(Collected data)
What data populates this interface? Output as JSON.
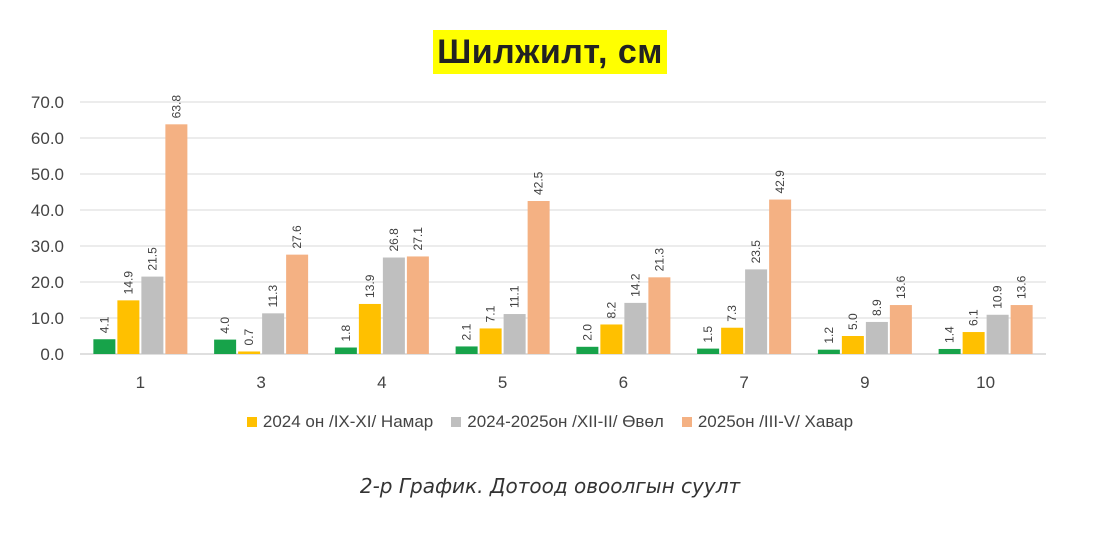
{
  "title": "Шилжилт, см",
  "caption": "2-р График. Дотоод овоолгын суулт",
  "chart_data": {
    "type": "bar",
    "title": "Шилжилт, см",
    "categories": [
      "1",
      "3",
      "4",
      "5",
      "6",
      "7",
      "9",
      "10"
    ],
    "ylim": [
      0,
      70
    ],
    "yticks": [
      "0.0",
      "10.0",
      "20.0",
      "30.0",
      "40.0",
      "50.0",
      "60.0",
      "70.0"
    ],
    "grid": true,
    "legend_position": "bottom",
    "series": [
      {
        "color": "#17a34a",
        "values": [
          4.1,
          4.0,
          1.8,
          2.1,
          2.0,
          1.5,
          1.2,
          1.4
        ],
        "labels": [
          "4.1",
          "4.0",
          "1.8",
          "2.1",
          "2.0",
          "1.5",
          "1.2",
          "1.4"
        ]
      },
      {
        "name": "2024 он /IX-XI/ Намар",
        "color": "#ffc000",
        "values": [
          14.9,
          0.7,
          13.9,
          7.1,
          8.2,
          7.3,
          5.0,
          6.1
        ],
        "labels": [
          "14.9",
          "0.7",
          "13.9",
          "7.1",
          "8.2",
          "7.3",
          "5.0",
          "6.1"
        ]
      },
      {
        "name": "2024-2025он /XII-II/ Өвөл",
        "color": "#bfbfbf",
        "values": [
          21.5,
          11.3,
          26.8,
          11.1,
          14.2,
          23.5,
          8.9,
          10.9
        ],
        "labels": [
          "21.5",
          "11.3",
          "26.8",
          "11.1",
          "14.2",
          "23.5",
          "8.9",
          "10.9"
        ]
      },
      {
        "name": "2025он /III-V/ Хавар",
        "color": "#f4b183",
        "values": [
          63.8,
          27.6,
          27.1,
          42.5,
          21.3,
          42.9,
          13.6,
          13.6
        ],
        "labels": [
          "63.8",
          "27.6",
          "27.1",
          "42.5",
          "21.3",
          "42.9",
          "13.6",
          "13.6"
        ]
      }
    ]
  }
}
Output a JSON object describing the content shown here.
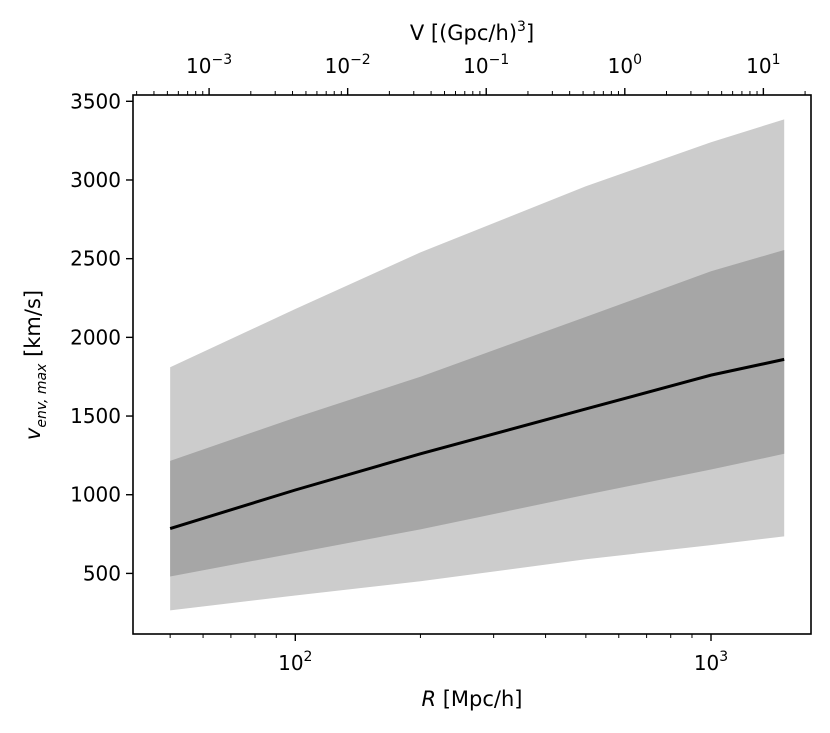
{
  "chart_data": {
    "type": "line",
    "colors": {
      "line": "#000000",
      "band_1sigma": "#a6a6a6",
      "band_2sigma": "#cccccc",
      "axes": "#000000",
      "background": "#ffffff"
    },
    "x_axis": {
      "label_symbol": "R",
      "label_unit": " [Mpc/h]",
      "scale": "log",
      "range": [
        40.7,
        1740
      ],
      "major_ticks": [
        100,
        1000
      ],
      "tick_labels": [
        "10",
        "10"
      ],
      "tick_label_exponents": [
        "2",
        "3"
      ]
    },
    "y_axis": {
      "label_symbol": "v",
      "label_subscript": "env, max",
      "label_unit": " [km/s]",
      "scale": "linear",
      "range": [
        115,
        3540
      ],
      "major_ticks": [
        500,
        1000,
        1500,
        2000,
        2500,
        3000,
        3500
      ],
      "tick_labels": [
        "500",
        "1000",
        "1500",
        "2000",
        "2500",
        "3000",
        "3500"
      ]
    },
    "top_axis": {
      "label_prefix": "V [(Gpc/h)",
      "label_exponent": "3",
      "label_suffix": "]",
      "scale": "log",
      "major_ticks": [
        0.001,
        0.01,
        0.1,
        1,
        10
      ],
      "tick_labels": [
        "10",
        "10",
        "10",
        "10",
        "10"
      ],
      "tick_label_exponents": [
        "−3",
        "−2",
        "−1",
        "0",
        "1"
      ]
    },
    "x": [
      50,
      100,
      200,
      500,
      1000,
      1500
    ],
    "series": [
      {
        "values": [
          785,
          1030,
          1260,
          1545,
          1760,
          1860
        ]
      },
      {
        "band": "1-sigma",
        "lower": [
          480,
          630,
          780,
          1000,
          1160,
          1260
        ],
        "upper": [
          1215,
          1490,
          1750,
          2130,
          2420,
          2555
        ]
      },
      {
        "band": "2-sigma",
        "lower": [
          265,
          360,
          450,
          590,
          680,
          735
        ],
        "upper": [
          1810,
          2180,
          2540,
          2960,
          3240,
          3385
        ]
      }
    ]
  }
}
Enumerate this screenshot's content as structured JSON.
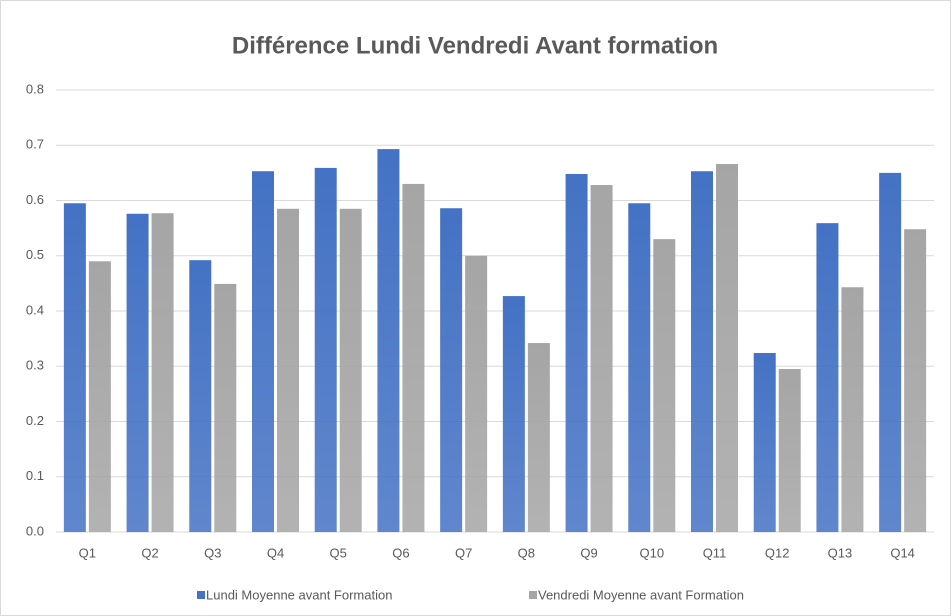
{
  "chart_data": {
    "type": "bar",
    "title": "Différence Lundi Vendredi Avant formation",
    "categories": [
      "Q1",
      "Q2",
      "Q3",
      "Q4",
      "Q5",
      "Q6",
      "Q7",
      "Q8",
      "Q9",
      "Q10",
      "Q11",
      "Q12",
      "Q13",
      "Q14"
    ],
    "series": [
      {
        "name": "Lundi Moyenne avant Formation",
        "color": "#4472c4",
        "values": [
          0.595,
          0.576,
          0.492,
          0.653,
          0.659,
          0.693,
          0.586,
          0.427,
          0.648,
          0.595,
          0.653,
          0.324,
          0.559,
          0.65
        ]
      },
      {
        "name": "Vendredi Moyenne avant Formation",
        "color": "#a5a5a5",
        "values": [
          0.49,
          0.577,
          0.449,
          0.585,
          0.585,
          0.63,
          0.5,
          0.342,
          0.628,
          0.53,
          0.666,
          0.295,
          0.443,
          0.548
        ]
      }
    ],
    "ylim": [
      0,
      0.8
    ],
    "yticks": [
      {
        "value": 0,
        "label": "0.0"
      },
      0.1,
      0.2,
      0.3,
      0.4,
      0.5,
      0.6,
      0.7,
      0.8
    ],
    "grid": true,
    "legend": "bottom"
  }
}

● **What you will do**
Quote, word for word and nothing more, every line from the line with "Enumerate this screenshot's" to the end of the entries, including both ends; skip any pictures.

● **Output of the task**
Enumerate this screenshot's content as structured JSON.
{
  "chart_data": {
    "type": "bar",
    "title": "Différence Lundi Vendredi Avant formation",
    "categories": [
      "Q1",
      "Q2",
      "Q3",
      "Q4",
      "Q5",
      "Q6",
      "Q7",
      "Q8",
      "Q9",
      "Q10",
      "Q11",
      "Q12",
      "Q13",
      "Q14"
    ],
    "series": [
      {
        "name": "Lundi Moyenne avant Formation",
        "color": "#4472c4",
        "values": [
          0.595,
          0.576,
          0.492,
          0.653,
          0.659,
          0.693,
          0.586,
          0.427,
          0.648,
          0.595,
          0.653,
          0.324,
          0.559,
          0.65
        ]
      },
      {
        "name": "Vendredi Moyenne avant Formation",
        "color": "#a5a5a5",
        "values": [
          0.49,
          0.577,
          0.449,
          0.585,
          0.585,
          0.63,
          0.5,
          0.342,
          0.628,
          0.53,
          0.666,
          0.295,
          0.443,
          0.548
        ]
      }
    ],
    "ylim": [
      0,
      0.8
    ],
    "yticks": [
      {
        "value": 0,
        "label": "0.0"
      },
      0.1,
      0.2,
      0.3,
      0.4,
      0.5,
      0.6,
      0.7,
      0.8
    ],
    "grid": true,
    "legend": "bottom"
  }
}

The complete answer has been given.